** start **
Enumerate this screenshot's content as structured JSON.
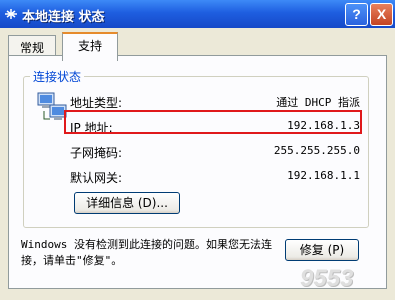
{
  "window": {
    "title": "本地连接 状态",
    "help": "?",
    "close": "X"
  },
  "tabs": [
    {
      "label": "常规"
    },
    {
      "label": "支持"
    }
  ],
  "status": {
    "group_title": "连接状态",
    "rows": [
      {
        "label": "地址类型:",
        "value": "通过 DHCP 指派"
      },
      {
        "label": "IP 地址:",
        "value": "192.168.1.3"
      },
      {
        "label": "子网掩码:",
        "value": "255.255.255.0"
      },
      {
        "label": "默认网关:",
        "value": "192.168.1.1"
      }
    ],
    "details_button": "详细信息 (D)..."
  },
  "message": "Windows 没有检测到此连接的问题。如果您无法连接，请单击\"修复\"。",
  "repair_button": "修复 (P)",
  "watermark": "9553"
}
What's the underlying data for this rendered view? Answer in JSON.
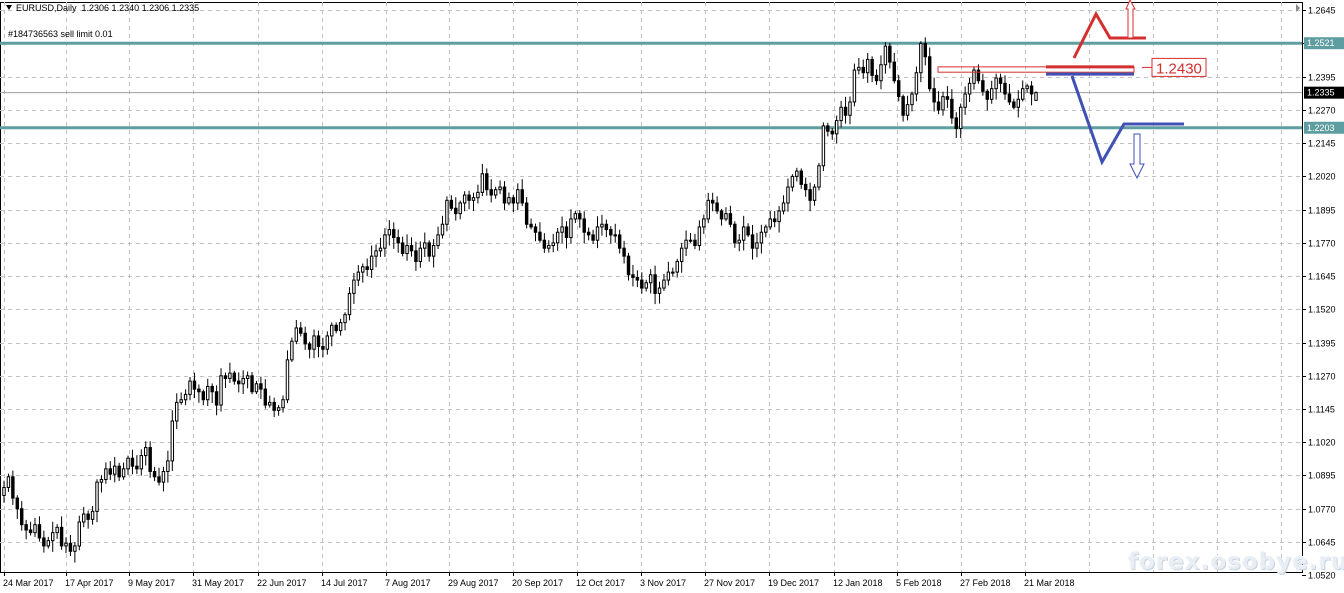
{
  "header": {
    "symbol": "EURUSD,Daily",
    "ohlc": "1.2306 1.2340 1.2306 1.2335",
    "order": "#184736563 sell limit 0.01"
  },
  "watermark": "forex.osobye.ru",
  "colors": {
    "candle": "#000000",
    "grid": "#c0c0c0",
    "level_line": "#5f9ea0",
    "bull_path": "#d32f2f",
    "bear_path": "#3f51b5",
    "order_box": "#d32f2f",
    "price_tag_bg": "#000000",
    "level_tag_bg": "#5f9ea0"
  },
  "chart_data": {
    "type": "candlestick",
    "title": "EURUSD,Daily",
    "timeframe": "Daily",
    "ylim": [
      1.0532,
      1.2676
    ],
    "grid": true,
    "y_ticks": [
      "1.2645",
      "1.2520",
      "1.2395",
      "1.2270",
      "1.2145",
      "1.2020",
      "1.1895",
      "1.1770",
      "1.1645",
      "1.1520",
      "1.1395",
      "1.1270",
      "1.1145",
      "1.1020",
      "1.0895",
      "1.0770",
      "1.0645",
      "1.0520"
    ],
    "x_ticks": [
      "24 Mar 2017",
      "17 Apr 2017",
      "9 May 2017",
      "31 May 2017",
      "22 Jun 2017",
      "14 Jul 2017",
      "7 Aug 2017",
      "29 Aug 2017",
      "20 Sep 2017",
      "12 Oct 2017",
      "3 Nov 2017",
      "27 Nov 2017",
      "19 Dec 2017",
      "12 Jan 2018",
      "5 Feb 2018",
      "27 Feb 2018",
      "21 Mar 2018"
    ],
    "current_price": "1.2335",
    "last_bar": {
      "open": 1.2306,
      "high": 1.234,
      "low": 1.2306,
      "close": 1.2335
    },
    "levels": [
      {
        "name": "resistance",
        "value": 1.2521,
        "label": "1.2521"
      },
      {
        "name": "support",
        "value": 1.2203,
        "label": "1.2203"
      }
    ],
    "sell_limit_label": "1.2430",
    "sell_limit": 1.243,
    "sell_limit_zone": [
      1.2412,
      1.2432
    ],
    "price_path_close": [
      1.085,
      1.089,
      1.081,
      1.077,
      1.071,
      1.069,
      1.068,
      1.071,
      1.066,
      1.063,
      1.065,
      1.068,
      1.07,
      1.063,
      1.064,
      1.061,
      1.063,
      1.072,
      1.075,
      1.073,
      1.076,
      1.087,
      1.088,
      1.092,
      1.09,
      1.093,
      1.089,
      1.092,
      1.096,
      1.093,
      1.092,
      1.097,
      1.1,
      1.091,
      1.089,
      1.087,
      1.091,
      1.095,
      1.11,
      1.117,
      1.118,
      1.12,
      1.125,
      1.122,
      1.121,
      1.118,
      1.123,
      1.121,
      1.116,
      1.127,
      1.126,
      1.128,
      1.125,
      1.124,
      1.126,
      1.127,
      1.121,
      1.124,
      1.122,
      1.116,
      1.117,
      1.114,
      1.115,
      1.118,
      1.133,
      1.14,
      1.145,
      1.143,
      1.139,
      1.137,
      1.142,
      1.138,
      1.137,
      1.142,
      1.146,
      1.144,
      1.147,
      1.15,
      1.158,
      1.163,
      1.166,
      1.168,
      1.167,
      1.172,
      1.174,
      1.175,
      1.18,
      1.182,
      1.179,
      1.177,
      1.173,
      1.176,
      1.174,
      1.17,
      1.175,
      1.177,
      1.172,
      1.176,
      1.18,
      1.184,
      1.193,
      1.19,
      1.188,
      1.192,
      1.195,
      1.193,
      1.194,
      1.196,
      1.203,
      1.197,
      1.195,
      1.197,
      1.198,
      1.192,
      1.194,
      1.192,
      1.197,
      1.192,
      1.184,
      1.183,
      1.181,
      1.178,
      1.175,
      1.176,
      1.177,
      1.181,
      1.183,
      1.179,
      1.186,
      1.188,
      1.186,
      1.181,
      1.18,
      1.178,
      1.183,
      1.184,
      1.182,
      1.18,
      1.18,
      1.175,
      1.172,
      1.165,
      1.164,
      1.163,
      1.16,
      1.162,
      1.165,
      1.158,
      1.16,
      1.163,
      1.166,
      1.166,
      1.17,
      1.175,
      1.178,
      1.178,
      1.176,
      1.183,
      1.186,
      1.193,
      1.192,
      1.189,
      1.186,
      1.188,
      1.184,
      1.177,
      1.178,
      1.183,
      1.18,
      1.175,
      1.177,
      1.181,
      1.183,
      1.186,
      1.185,
      1.189,
      1.192,
      1.198,
      1.202,
      1.204,
      1.199,
      1.197,
      1.193,
      1.198,
      1.206,
      1.221,
      1.219,
      1.218,
      1.223,
      1.228,
      1.225,
      1.23,
      1.242,
      1.243,
      1.241,
      1.246,
      1.24,
      1.238,
      1.244,
      1.251,
      1.245,
      1.238,
      1.232,
      1.225,
      1.229,
      1.233,
      1.241,
      1.252,
      1.247,
      1.235,
      1.23,
      1.227,
      1.232,
      1.231,
      1.224,
      1.22,
      1.228,
      1.233,
      1.237,
      1.242,
      1.238,
      1.234,
      1.231,
      1.235,
      1.239,
      1.237,
      1.233,
      1.23,
      1.228,
      1.231,
      1.235,
      1.236,
      1.233,
      1.2335
    ],
    "annotations": [
      {
        "type": "bullish-scenario",
        "color": "red",
        "target": "up-arrow"
      },
      {
        "type": "bearish-scenario",
        "color": "blue",
        "target": "down-arrow"
      }
    ]
  }
}
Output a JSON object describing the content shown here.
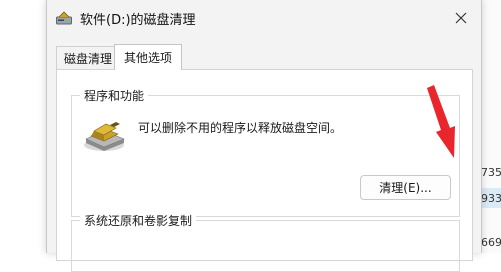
{
  "background_app": {
    "numbers": [
      ",735",
      ",933",
      ",669"
    ]
  },
  "dialog": {
    "title": "软件(D:)的磁盘清理",
    "title_icon": "disk-cleanup-icon",
    "close_icon": "close-icon",
    "tabs": [
      {
        "label": "磁盘清理",
        "selected": false
      },
      {
        "label": "其他选项",
        "selected": true
      }
    ],
    "programs_group": {
      "label": "程序和功能",
      "icon": "programs-features-icon",
      "description": "可以删除不用的程序以释放磁盘空间。",
      "button_label": "清理(E)..."
    },
    "restore_group": {
      "label": "系统还原和卷影复制"
    }
  },
  "annotation": {
    "arrow_color": "#e8262b"
  }
}
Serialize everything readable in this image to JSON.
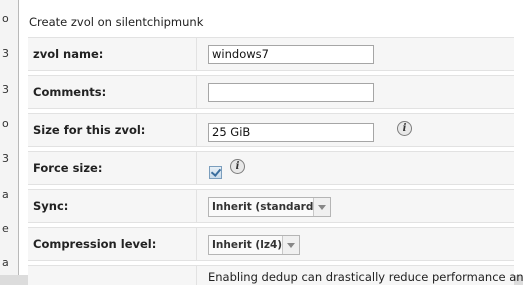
{
  "dialog": {
    "title": "Create zvol on silentchipmunk"
  },
  "background_chars": [
    "o",
    "3",
    "3",
    "o",
    "3",
    "a",
    "e",
    "a"
  ],
  "fields": {
    "zvol_name": {
      "label": "zvol name:",
      "value": "windows7"
    },
    "comments": {
      "label": "Comments:",
      "value": ""
    },
    "size": {
      "label": "Size for this zvol:",
      "value": "25 GiB"
    },
    "force_size": {
      "label": "Force size:",
      "checked": true
    },
    "sync": {
      "label": "Sync:",
      "value": "Inherit (standard)"
    },
    "compression": {
      "label": "Compression level:",
      "value": "Inherit (lz4)"
    },
    "dedup": {
      "note": "Enabling dedup can drastically reduce performance and"
    }
  },
  "icons": {
    "info": "info-icon",
    "info_glyph": "i"
  }
}
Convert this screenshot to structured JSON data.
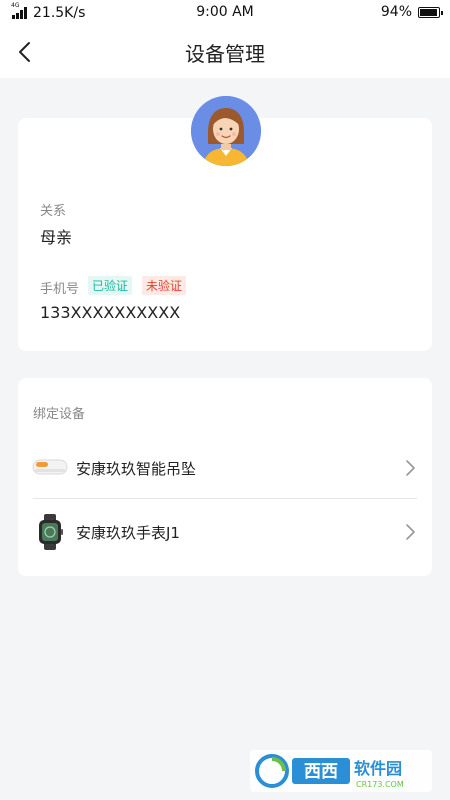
{
  "status_bar": {
    "network_type": "4G",
    "network_speed": "21.5K/s",
    "time": "9:00 AM",
    "battery": "94%",
    "battery_level": 0.94
  },
  "nav": {
    "title": "设备管理",
    "back_icon": "chevron-left-icon"
  },
  "profile": {
    "relation_label": "关系",
    "relation_value": "母亲",
    "phone_label": "手机号",
    "verified_badge": "已验证",
    "unverified_badge": "未验证",
    "phone_value": "133XXXXXXXXXX"
  },
  "devices": {
    "section_title": "绑定设备",
    "items": [
      {
        "name": "安康玖玖智能吊坠",
        "icon": "pendant-device-icon"
      },
      {
        "name": "安康玖玖手表J1",
        "icon": "smartwatch-icon"
      }
    ]
  },
  "watermark": {
    "text": "西西软件园",
    "subtext": "CR173.COM"
  },
  "colors": {
    "background": "#f4f5f7",
    "verified": "#1db9a0",
    "unverified": "#e0462e",
    "avatar_bg": "#6a8ee6"
  }
}
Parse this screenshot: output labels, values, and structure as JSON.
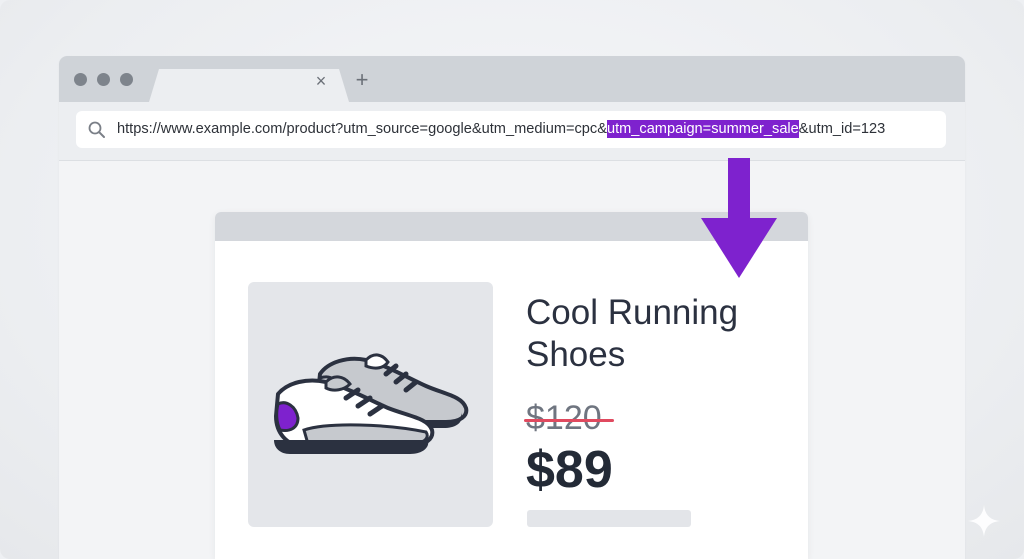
{
  "browser": {
    "url_prefix": "https://www.example.com/product?utm_source=google&utm_medium=cpc&",
    "url_highlight": "utm_campaign=summer_sale",
    "url_suffix": "&utm_id=123",
    "tab_close_glyph": "×",
    "new_tab_glyph": "+",
    "highlight_color": "#7e22ce"
  },
  "product": {
    "title": "Cool Running Shoes",
    "old_price": "$120",
    "new_price": "$89"
  },
  "icons": {
    "search": "search-icon",
    "arrow": "arrow-down-icon",
    "shoes": "sneakers-icon",
    "sparkle": "sparkle-icon"
  },
  "colors": {
    "accent": "#7e22ce",
    "strike": "#e04a5f"
  }
}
** end **
Nothing but the lines from the one holding "Parse this screenshot: output" through the last line of the entries should be written out, exactly and inclusively, minus the pictures.

Parse this screenshot: output labels, values, and structure as JSON.
{
  "browser": {
    "url_prefix": "https://www.example.com/product?utm_source=google&utm_medium=cpc&",
    "url_highlight": "utm_campaign=summer_sale",
    "url_suffix": "&utm_id=123",
    "tab_close_glyph": "×",
    "new_tab_glyph": "+",
    "highlight_color": "#7e22ce"
  },
  "product": {
    "title": "Cool Running Shoes",
    "old_price": "$120",
    "new_price": "$89"
  },
  "icons": {
    "search": "search-icon",
    "arrow": "arrow-down-icon",
    "shoes": "sneakers-icon",
    "sparkle": "sparkle-icon"
  },
  "colors": {
    "accent": "#7e22ce",
    "strike": "#e04a5f"
  }
}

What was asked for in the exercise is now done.